▸ **Directives**:
1/ Reproduce the passage of the KittenAI machine learning page that begins at the words "Students can add" and stops after the words "graphical project programs.".
2/ From the KittenAI machine learning page, list every source of training data named in the data collection step.

▸ **Selected extract**:
···

With the advancement of technology, artificial intelligence (AI) has become an important part of the global education system. Countries are actively promoting AI courses in primary and secondary schools to introduce students to this cutting-edge technology from an early age. Today, AI is not just the domain of scientists and engineers; it has entered classrooms as a powerful tool to enhance students' creativity and problem-solving skills.

What is Visual Machine Learning?

An important branch of AI is machine learning, which focuses on training models with data to make predictions or classifications. Machine learning platforms leverage this principle, allowing users to upload or collect data such as images, audio, and video to train models for image classification, pose recognition, sound classification, and more. This intuitive operation enables students to experience the working principles of AI firsthand and understand the underlying logic through experimentation.

KittenAI Visual Machine Learning is a new AI feature added to the Kittenblock programming platform. It aims to allow users to quickly create AI models through simple visual operations without programming experience. Unlike traditional machine learning platforms, it not only covers machine learning training but also integrates graphical programming. Once the training is complete, the results can be directly imported into the programming interface for use. Its intuitive interface and simple drag-and-drop operations make building AI models easy and fun, making it particularly suitable for primary and secondary school students to showcase their skills in AI project creation.

KittenAI Visual Machine Learning solves the challenge of implementing AI in primary and secondary schools by offering a lightweight, quick-to-experience, and fast-to-teach solution. It supports web-based access, allowing for immediate use, meeting schools' low-threshold and low-cost AI learning needs.

Principles of Machine Learning

The core of Teachable Machine is deep learning technology based on neural networks. Simply put, it "learns" the associations between data by inputting a large amount of training data (such as images, videos, or audio). The model uses these associations to predict or classify new data in the future. For students, the process of creating such deep learning models is simplified into a series of visual operations, making complex problems simpler. They first learn to use it, then further enhance their understanding and interest in the technology.

KittenAI Visual Machine Learning Process

Students can add the [Machine Learning (Visual)] plugin in Kittenblock to build and apply their own AI models. Here are the two main stages for students using this feature:

1. Build and train a machine learning model, then import it into the graphical programming interface with one click.
2. Start programming and designing graphical project programs.

Steps to Build a Visual Machine Learning Model

1. Choose the task type: Currently, there are three types available: image classification, pose classification, or audio.
2. Data collection: Students can provide training data for the model through real-time camera images or prepared images, microphones, or existing media files.

···

▸ **Entries provided**:
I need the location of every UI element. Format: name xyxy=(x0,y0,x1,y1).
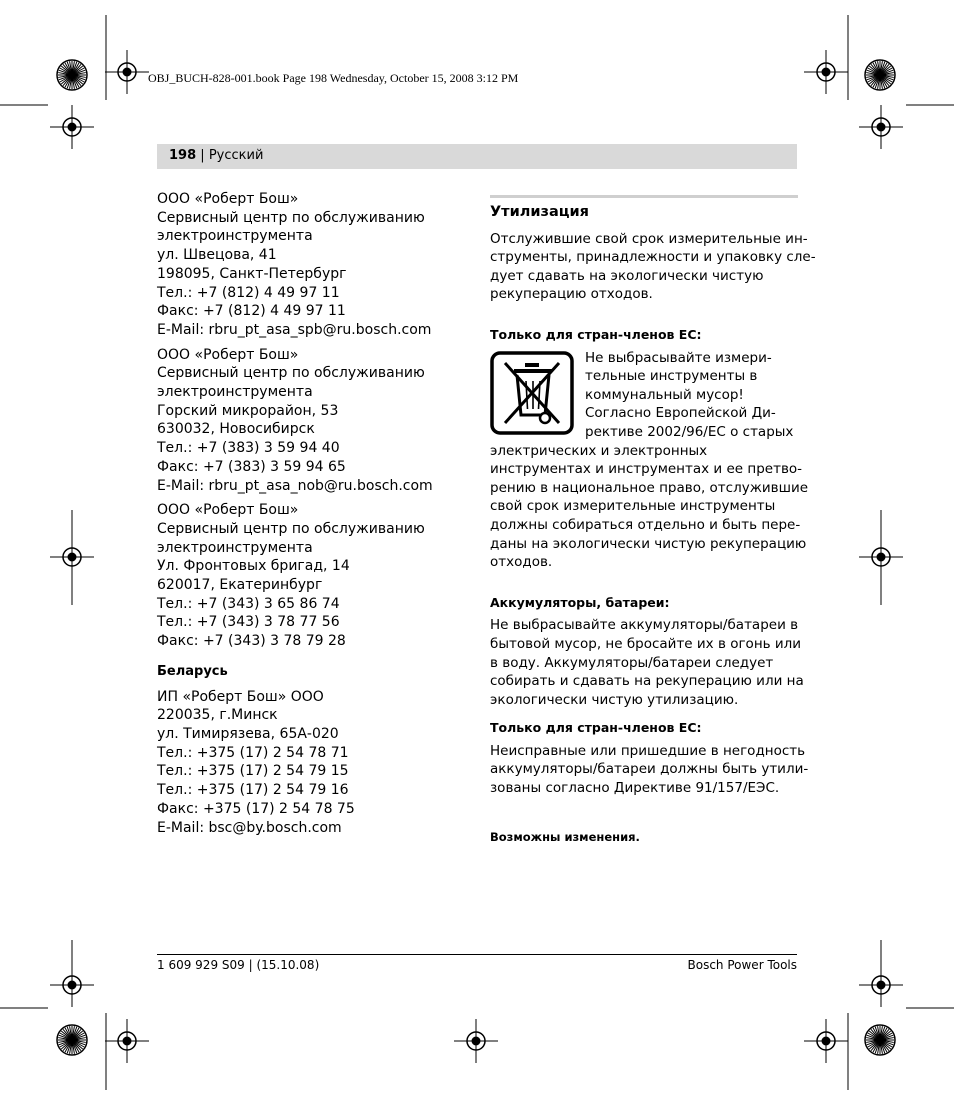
address-line: Тел.: +7 (343) 3 78 77 56 xyxy=(157,614,340,631)
text-line: Неисправные или пришедшие в негодность xyxy=(490,742,806,759)
text-line: струменты, принадлежности и упаковку сле- xyxy=(490,249,816,266)
address-line: 630032, Новосибирск xyxy=(157,421,315,438)
text-line: свой срок измерительные инструменты xyxy=(490,498,776,515)
address-line: E-Mail: rbru_pt_asa_nob@ru.bosch.com xyxy=(157,477,433,494)
address-line: Сервисный центр по обслуживанию xyxy=(157,520,425,537)
page-header-band xyxy=(157,144,797,169)
address-line: Тел.: +375 (17) 2 54 79 16 xyxy=(157,782,349,799)
address-block xyxy=(157,346,467,496)
address-line: Тел.: +7 (812) 4 49 97 11 xyxy=(157,284,340,301)
eu-heading-2: Только для стран-членов ЕС: xyxy=(490,720,702,736)
eu-heading-1: Только для стран-членов ЕС: xyxy=(490,326,702,342)
batteries-text xyxy=(490,616,804,709)
text-line: электрических и электронных xyxy=(490,442,708,459)
text-line: Не выбрасывайте измери- xyxy=(585,349,772,366)
text-line: коммунальный мусор! xyxy=(585,386,744,403)
address-line: ИП «Роберт Бош» ООО xyxy=(157,688,324,705)
address-line: электроинструмента xyxy=(157,384,313,401)
text-line: рению в национальное право, отслужившие xyxy=(490,479,809,496)
text-line: рекуперацию отходов. xyxy=(490,286,653,303)
text-line: должны собираться отдельно и быть пере- xyxy=(490,516,801,533)
footer-brand: Bosch Power Tools xyxy=(687,958,797,972)
footer-rule xyxy=(157,954,797,955)
address-line: ул. Швецова, 41 xyxy=(157,247,277,264)
disposal-text xyxy=(490,230,816,304)
address-line: Ул. Фронтовых бригад, 14 xyxy=(157,558,350,575)
batteries-heading: Аккумуляторы, батареи: xyxy=(490,594,670,610)
text-line: Не выбрасывайте аккумуляторы/батареи в xyxy=(490,617,799,634)
crossed-out-wheelie-bin-icon xyxy=(490,351,574,435)
address-block xyxy=(157,501,467,651)
text-line: рективе 2002/96/ЕС о старых xyxy=(585,423,794,440)
text-line: в воду. Аккумуляторы/батареи следует xyxy=(490,654,774,671)
address-line: ООО «Роберт Бош» xyxy=(157,191,299,207)
address-line: электроинструмента xyxy=(157,228,313,245)
address-line: Сервисный центр по обслуживанию xyxy=(157,209,425,226)
changes-note: Возможны изменения. xyxy=(490,829,640,844)
address-line: Тел.: +375 (17) 2 54 78 71 xyxy=(157,744,349,761)
eu2-text xyxy=(490,742,809,798)
address-line: 220035, г.Минск xyxy=(157,707,278,724)
eu-wrap-text xyxy=(585,349,793,442)
address-line: Факс: +7 (812) 4 49 97 11 xyxy=(157,303,346,320)
address-block xyxy=(157,190,467,340)
address-line: E-Mail: rbru_pt_asa_spb@ru.bosch.com xyxy=(157,321,432,338)
address-line: Тел.: +7 (343) 3 65 86 74 xyxy=(157,595,340,612)
address-list xyxy=(157,190,467,651)
address-line: Тел.: +375 (17) 2 54 79 15 xyxy=(157,763,349,780)
text-line: аккумуляторы/батареи должны быть утили- xyxy=(490,761,809,778)
right-column xyxy=(490,195,816,846)
belarus-address xyxy=(157,688,467,838)
left-column xyxy=(157,190,467,837)
text-line: Согласно Европейской Ди- xyxy=(585,405,776,422)
eu-full-text xyxy=(490,442,809,572)
address-line: Сервисный центр по обслуживанию xyxy=(157,365,425,382)
text-line: инструментах и инструментах и ее претво- xyxy=(490,461,803,478)
text-line: Отслужившие свой срок измерительные ин- xyxy=(490,230,808,247)
text-line: дует сдавать на экологически чистую xyxy=(490,267,764,284)
text-line: экологически чистую утилизацию. xyxy=(490,691,739,708)
address-line: Факс: +7 (343) 3 78 79 28 xyxy=(157,633,346,650)
address-line: 198095, Санкт-Петербург xyxy=(157,265,347,282)
address-line: E-Mail: bsc@by.bosch.com xyxy=(157,819,342,836)
section-rule xyxy=(490,195,798,198)
text-line: собирать и сдавать на рекуперацию или на xyxy=(490,673,804,690)
address-line: электроинструмента xyxy=(157,539,313,556)
address-line: ООО «Роберт Бош» xyxy=(157,346,299,363)
text-line: тельные инструменты в xyxy=(585,368,758,385)
file-info-header: OBJ_BUCH-828-001.book Page 198 Wednesday, October 15, 2008 3:12 PM xyxy=(148,71,519,85)
text-line: даны на экологически чистую рекуперацию xyxy=(490,535,807,552)
address-line: Факс: +7 (383) 3 59 94 65 xyxy=(157,458,346,475)
footer-doc-number: 1 609 929 S09 | (15.10.08) xyxy=(157,958,320,972)
disposal-heading: Утилизация xyxy=(490,204,589,220)
belarus-heading: Беларусь xyxy=(157,663,228,679)
address-line: Тел.: +7 (383) 3 59 94 40 xyxy=(157,440,340,457)
address-line: Факс: +375 (17) 2 54 78 75 xyxy=(157,800,355,817)
text-line: зованы согласно Директиве 91/157/ЕЭС. xyxy=(490,780,780,797)
address-line: Горский микрорайон, 53 xyxy=(157,402,339,419)
text-line: отходов. xyxy=(490,554,553,571)
address-line: ул. Тимирязева, 65А-020 xyxy=(157,725,339,742)
language-label: Русский xyxy=(208,148,264,163)
page-number: 198 xyxy=(169,148,197,163)
header-separator: | xyxy=(200,148,205,163)
address-line: ООО «Роберт Бош» xyxy=(157,502,299,519)
address-line: 620017, Екатеринбург xyxy=(157,577,323,594)
text-line: бытовой мусор, не бросайте их в огонь или xyxy=(490,635,802,652)
eu-disposal-block xyxy=(490,349,798,442)
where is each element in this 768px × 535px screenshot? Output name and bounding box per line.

···

▸ **Task results**:
1/
Students can add the [Machine Learning (Visual)] plugin in Kittenblock to build and apply their own AI models. Here are the two main stages for students using this feature:

1. Build and train a machine learning model, then import it into the graphical programming interface with one click.
2. Start programming and designing graphical project programs.

2/
- Real-time camera images
- Prepared images
- Microphones
- Existing media files